# [WORK TO COMPLETE]
Answer these questions using the homeschool organization post.
(a) How many school days does the writer say are left to go?
(b) Which papers does the writer list as kept in the desk-top file box?
(c) What is currently posted on the bulletin board behind the desk?

Homeschool Photos Episode 1: Organization

Now for the personal tour, divided up by theme.  We are five days down, 175 to go, so homeschooling is pretty much all I think about right now.  I am not a naturally organized person, but through a series of miracles, I think I finally have something that works.  This is what it looks like.

 

My office
Command Central

1.  This is my office.  Those shelves contain my books, including course plans not in use and all the solutions manuals.  Also contains school books that I don’t want kids getting into, either because of replacement cost or a very-PG rating.

Squint at the desk on the right, and you’ll see this:

Desk top file storage and my weekly calendar, plus a little bulletin board
My brain.

 

It took me, oh, you know maybe TWENTY YEARS to figure out I needed a desk-top file box.   There’s a file in there for any kinds of papers I need to either access quickly or file frequently: phone number lists, activity calendars, kids’ current-year school portfolios, and an assortment of other odds and ends for me personally.  (SuperHusband gets the other desk.)

The bulletin board behind the desk is for near-term papers I need in my face.  Last week it held a copy of the girls’ party invitation.  Right now it has the announcement for the local catechist training seminar coming up.  I like it empty.

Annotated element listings
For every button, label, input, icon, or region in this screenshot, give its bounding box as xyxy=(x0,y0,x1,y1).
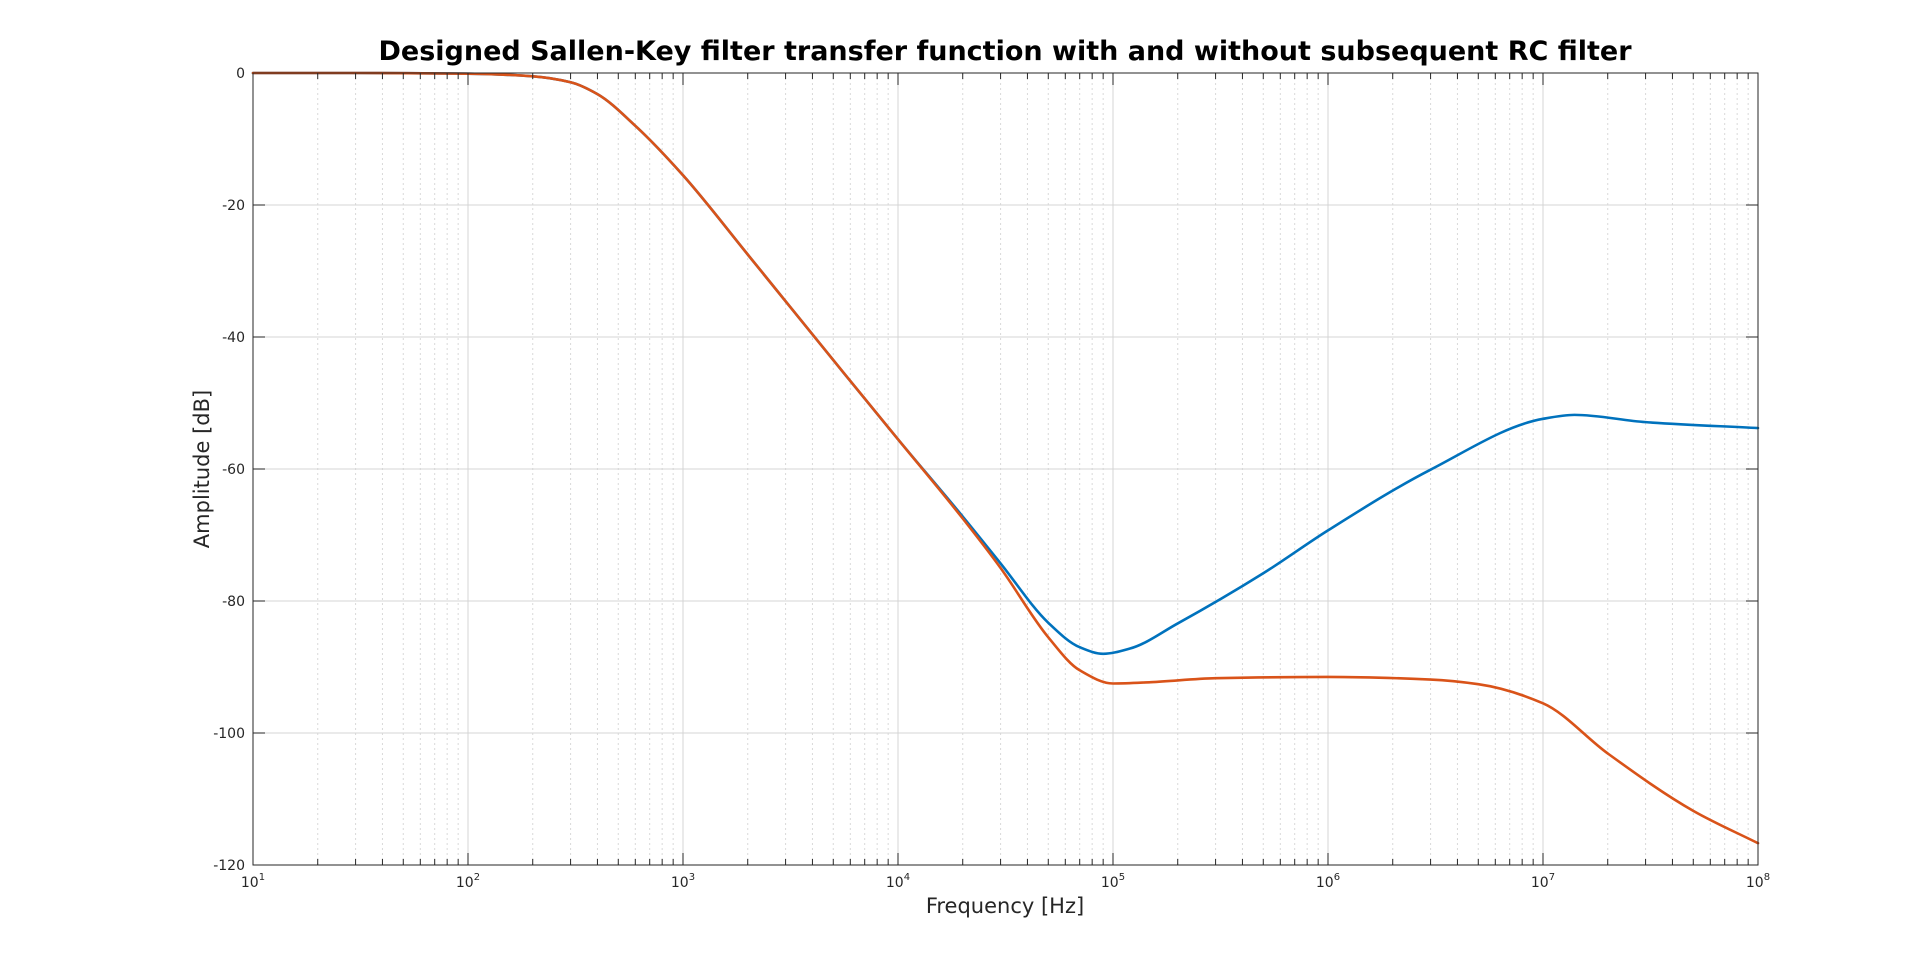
x-tick-label: 106 xyxy=(1316,872,1340,891)
chart-title: Designed Sallen-Key filter transfer func… xyxy=(378,36,1632,67)
x-tick-label: 105 xyxy=(1101,872,1125,891)
y-tick-label: -20 xyxy=(222,198,245,214)
x-tick-label: 108 xyxy=(1746,872,1770,891)
x-tick-label: 107 xyxy=(1531,872,1555,891)
series-line-2 xyxy=(251,71,1760,845)
tick-marks xyxy=(252,72,1759,866)
y-tick-label: -120 xyxy=(213,858,245,874)
y-axis-label: Amplitude [dB] xyxy=(190,390,214,548)
y-tick-label: -100 xyxy=(213,726,245,742)
x-tick-label: 101 xyxy=(241,872,265,891)
y-tick-label: -60 xyxy=(222,462,245,478)
y-tick-label: -40 xyxy=(222,330,245,346)
x-tick-label: 102 xyxy=(456,872,480,891)
major-grid xyxy=(253,73,1758,865)
x-tick-labels: 101 102 103 104 105 106 107 108 xyxy=(241,872,1770,891)
y-tick-label: -80 xyxy=(222,594,245,610)
x-tick-label: 103 xyxy=(671,872,695,891)
series-layer xyxy=(251,71,1760,845)
x-tick-label: 104 xyxy=(886,872,910,891)
y-tick-labels: 0 -20 -40 -60 -80 -100 -120 xyxy=(213,66,245,874)
y-tick-label: 0 xyxy=(236,66,245,82)
x-axis-label: Frequency [Hz] xyxy=(926,894,1084,918)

# [RIGHT ANSWER]
(a) 175 days.
(b) Phone number lists, activity calendars, the kids' current-year school portfolios, and an assortment of other odds and ends for the writer personally.
(c) The announcement for the upcoming local catechist training seminar.